Search the material below for the string "recents" and extract each line that has it.

------ Supplied information ------

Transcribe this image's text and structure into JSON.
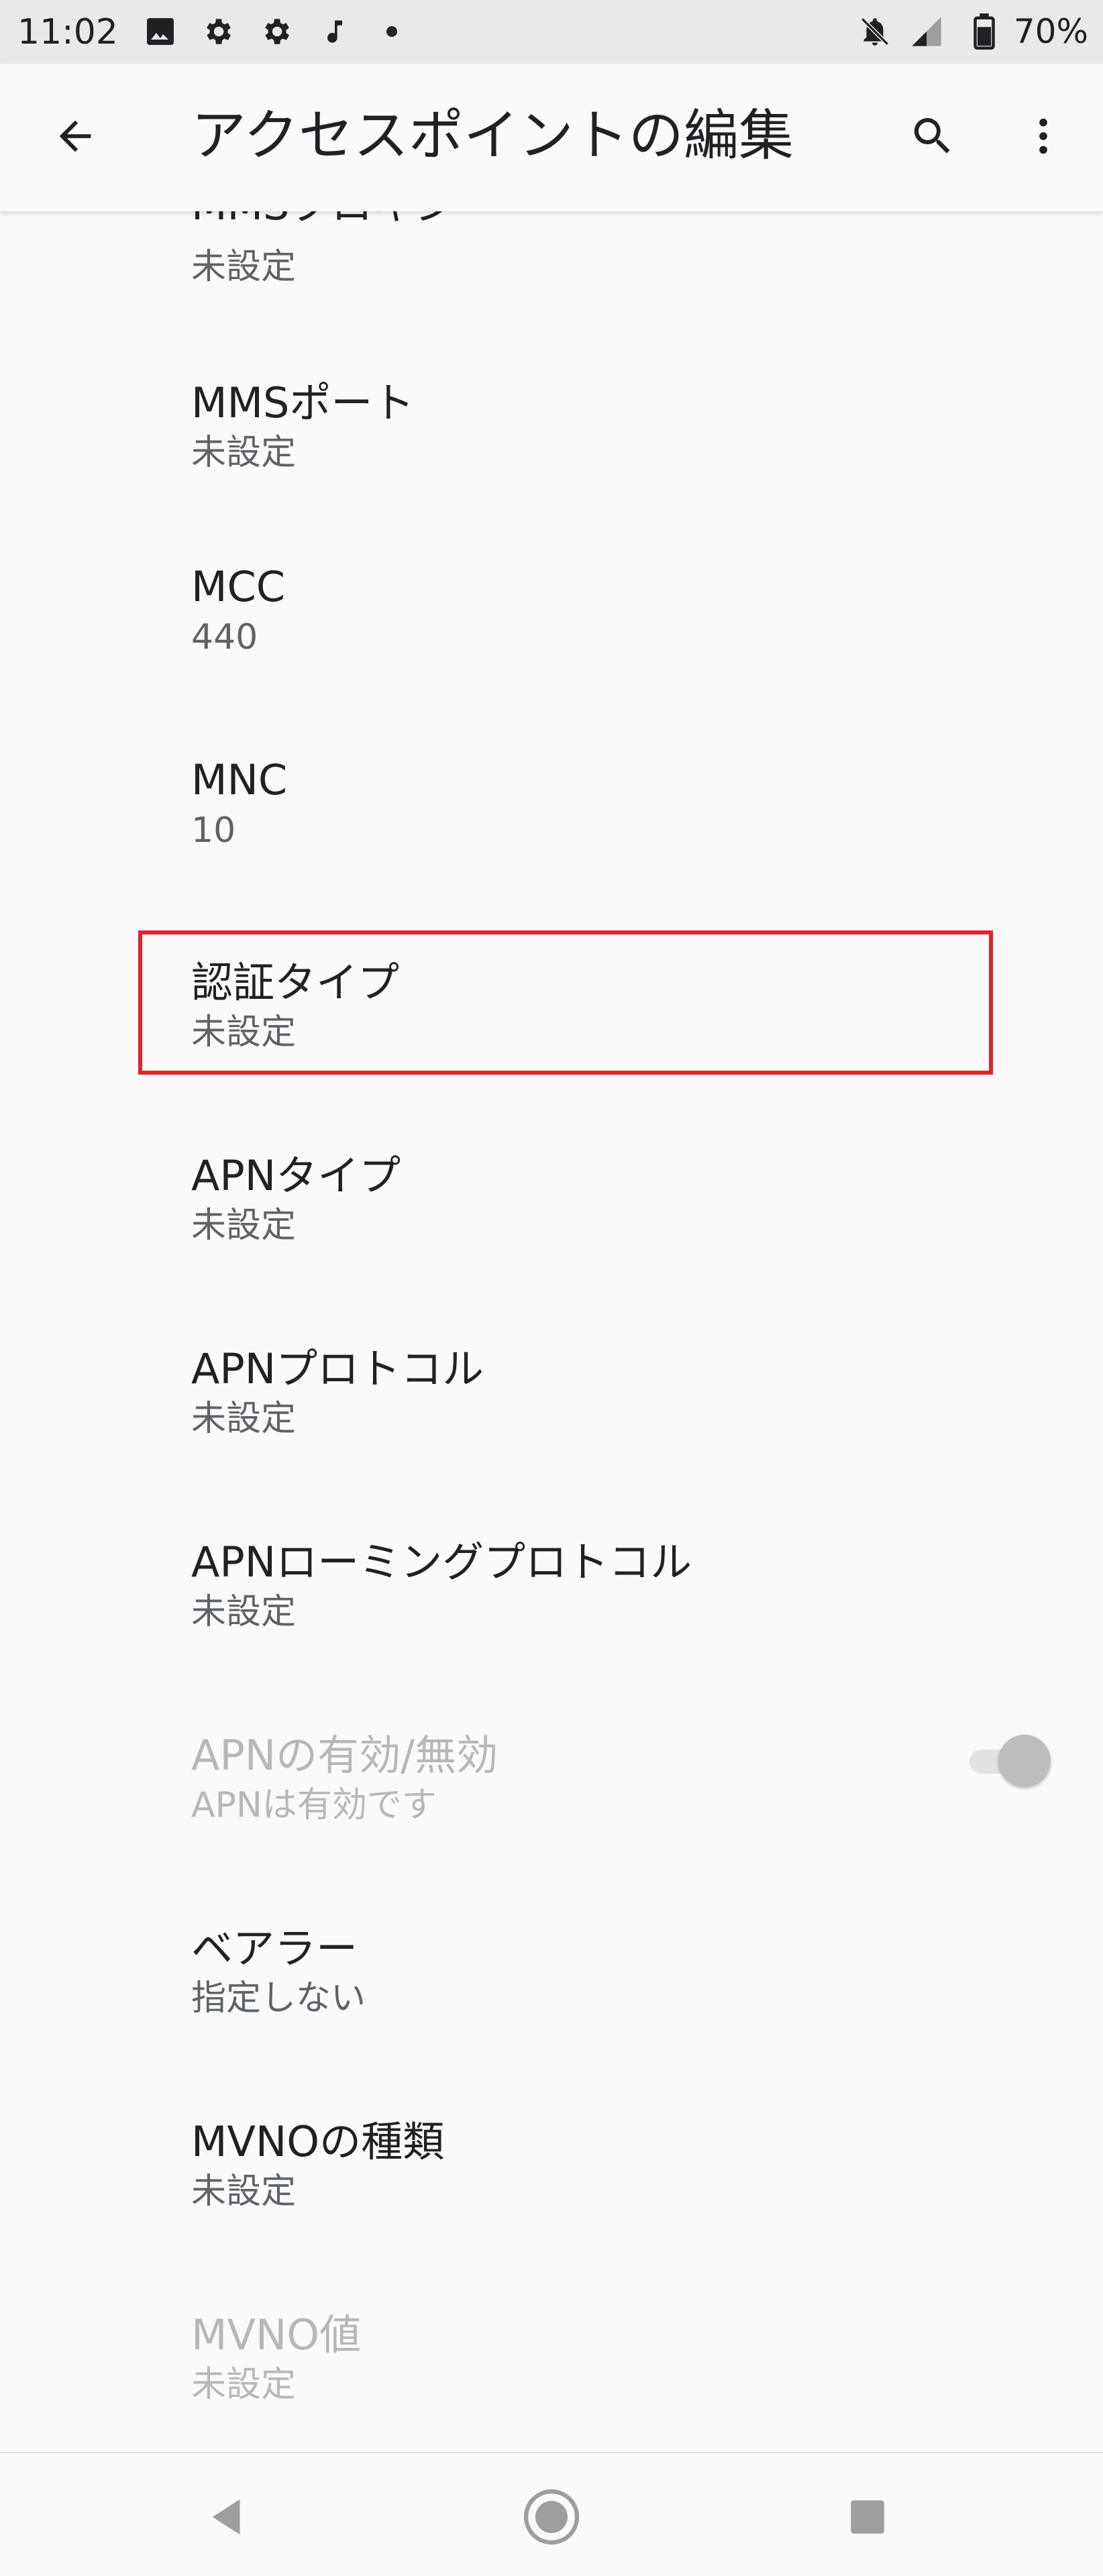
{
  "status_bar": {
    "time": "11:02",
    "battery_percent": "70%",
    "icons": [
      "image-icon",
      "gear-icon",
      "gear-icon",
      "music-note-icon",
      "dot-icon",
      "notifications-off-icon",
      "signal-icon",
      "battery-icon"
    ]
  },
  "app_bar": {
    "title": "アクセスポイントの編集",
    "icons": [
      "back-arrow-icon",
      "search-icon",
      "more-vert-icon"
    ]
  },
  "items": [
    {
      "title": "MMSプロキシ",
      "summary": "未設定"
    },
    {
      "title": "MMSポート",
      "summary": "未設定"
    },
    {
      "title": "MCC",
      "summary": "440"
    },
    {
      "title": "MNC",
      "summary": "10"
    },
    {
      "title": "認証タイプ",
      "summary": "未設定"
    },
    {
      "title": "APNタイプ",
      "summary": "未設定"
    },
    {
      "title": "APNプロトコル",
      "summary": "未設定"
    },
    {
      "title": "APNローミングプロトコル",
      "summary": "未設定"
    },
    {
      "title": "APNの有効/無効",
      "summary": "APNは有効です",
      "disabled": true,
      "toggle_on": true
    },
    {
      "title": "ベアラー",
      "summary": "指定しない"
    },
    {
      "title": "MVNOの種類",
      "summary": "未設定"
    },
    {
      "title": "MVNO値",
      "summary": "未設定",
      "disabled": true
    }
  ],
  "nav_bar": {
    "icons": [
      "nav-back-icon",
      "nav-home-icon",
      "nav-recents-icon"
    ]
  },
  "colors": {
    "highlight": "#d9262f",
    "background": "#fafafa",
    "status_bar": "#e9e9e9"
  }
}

------
------ Supplied information ------

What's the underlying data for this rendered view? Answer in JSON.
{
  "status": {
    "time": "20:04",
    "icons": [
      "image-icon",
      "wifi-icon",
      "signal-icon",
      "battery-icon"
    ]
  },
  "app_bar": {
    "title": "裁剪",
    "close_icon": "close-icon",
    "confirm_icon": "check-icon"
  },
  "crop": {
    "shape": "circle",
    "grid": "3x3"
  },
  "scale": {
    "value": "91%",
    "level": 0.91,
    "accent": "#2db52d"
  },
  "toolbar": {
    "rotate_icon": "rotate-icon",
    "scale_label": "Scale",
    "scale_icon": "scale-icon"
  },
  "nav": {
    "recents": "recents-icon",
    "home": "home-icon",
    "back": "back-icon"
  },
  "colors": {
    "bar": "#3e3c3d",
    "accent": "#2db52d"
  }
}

------

Exercise response:
      "nav-recents-icon"
    "recents": "recents-icon",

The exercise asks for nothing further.